Work to do: Return the whole listing, keeping every character the same.

****

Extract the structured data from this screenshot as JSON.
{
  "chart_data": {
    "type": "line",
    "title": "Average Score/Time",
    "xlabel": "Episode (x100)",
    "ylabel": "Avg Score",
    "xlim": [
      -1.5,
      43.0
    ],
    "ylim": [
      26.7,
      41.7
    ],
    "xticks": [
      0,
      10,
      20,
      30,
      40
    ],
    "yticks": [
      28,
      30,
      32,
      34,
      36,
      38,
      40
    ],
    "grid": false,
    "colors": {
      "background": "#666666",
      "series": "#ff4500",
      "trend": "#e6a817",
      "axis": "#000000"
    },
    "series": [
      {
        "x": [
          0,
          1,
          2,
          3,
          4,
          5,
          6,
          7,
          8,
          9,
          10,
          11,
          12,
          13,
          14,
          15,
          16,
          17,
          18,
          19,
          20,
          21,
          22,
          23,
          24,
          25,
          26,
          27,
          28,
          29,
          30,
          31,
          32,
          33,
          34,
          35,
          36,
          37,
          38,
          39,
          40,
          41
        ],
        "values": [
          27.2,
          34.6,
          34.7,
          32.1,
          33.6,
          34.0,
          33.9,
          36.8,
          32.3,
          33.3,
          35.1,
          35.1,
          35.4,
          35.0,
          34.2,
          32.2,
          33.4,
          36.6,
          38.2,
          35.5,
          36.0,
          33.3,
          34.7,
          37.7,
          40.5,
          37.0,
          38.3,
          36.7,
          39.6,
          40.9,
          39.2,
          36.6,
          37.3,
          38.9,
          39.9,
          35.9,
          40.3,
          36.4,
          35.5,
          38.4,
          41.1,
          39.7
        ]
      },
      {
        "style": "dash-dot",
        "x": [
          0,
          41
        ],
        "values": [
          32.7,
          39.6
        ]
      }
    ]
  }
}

****

Reply:
Extract the structured data from this screenshot as JSON.
{
  "chart_data": {
    "type": "line",
    "title": "Average Score/Time",
    "xlabel": "Episode (x100)",
    "ylabel": "Avg Score",
    "xlim": [
      -1.5,
      43.0
    ],
    "ylim": [
      26.7,
      41.7
    ],
    "xticks": [
      0,
      10,
      20,
      30,
      40
    ],
    "yticks": [
      28,
      30,
      32,
      34,
      36,
      38,
      40
    ],
    "grid": false,
    "colors": {
      "background": "#666666",
      "series": "#ff4500",
      "trend": "#e6a817",
      "axis": "#000000"
    },
    "series": [
      {
        "x": [
          0,
          1,
          2,
          3,
          4,
          5,
          6,
          7,
          8,
          9,
          10,
          11,
          12,
          13,
          14,
          15,
          16,
          17,
          18,
          19,
          20,
          21,
          22,
          23,
          24,
          25,
          26,
          27,
          28,
          29,
          30,
          31,
          32,
          33,
          34,
          35,
          36,
          37,
          38,
          39,
          40,
          41
        ],
        "values": [
          27.2,
          34.6,
          34.7,
          32.1,
          33.6,
          34.0,
          33.9,
          36.8,
          32.3,
          33.3,
          35.1,
          35.1,
          35.4,
          35.0,
          34.2,
          32.2,
          33.4,
          36.6,
          38.2,
          35.5,
          36.0,
          33.3,
          34.7,
          37.7,
          40.5,
          37.0,
          38.3,
          36.7,
          39.6,
          40.9,
          39.2,
          36.6,
          37.3,
          38.9,
          39.9,
          35.9,
          40.3,
          36.4,
          35.5,
          38.4,
          41.1,
          39.7
        ]
      },
      {
        "style": "dash-dot",
        "x": [
          0,
          41
        ],
        "values": [
          32.7,
          39.6
        ]
      }
    ]
  }
}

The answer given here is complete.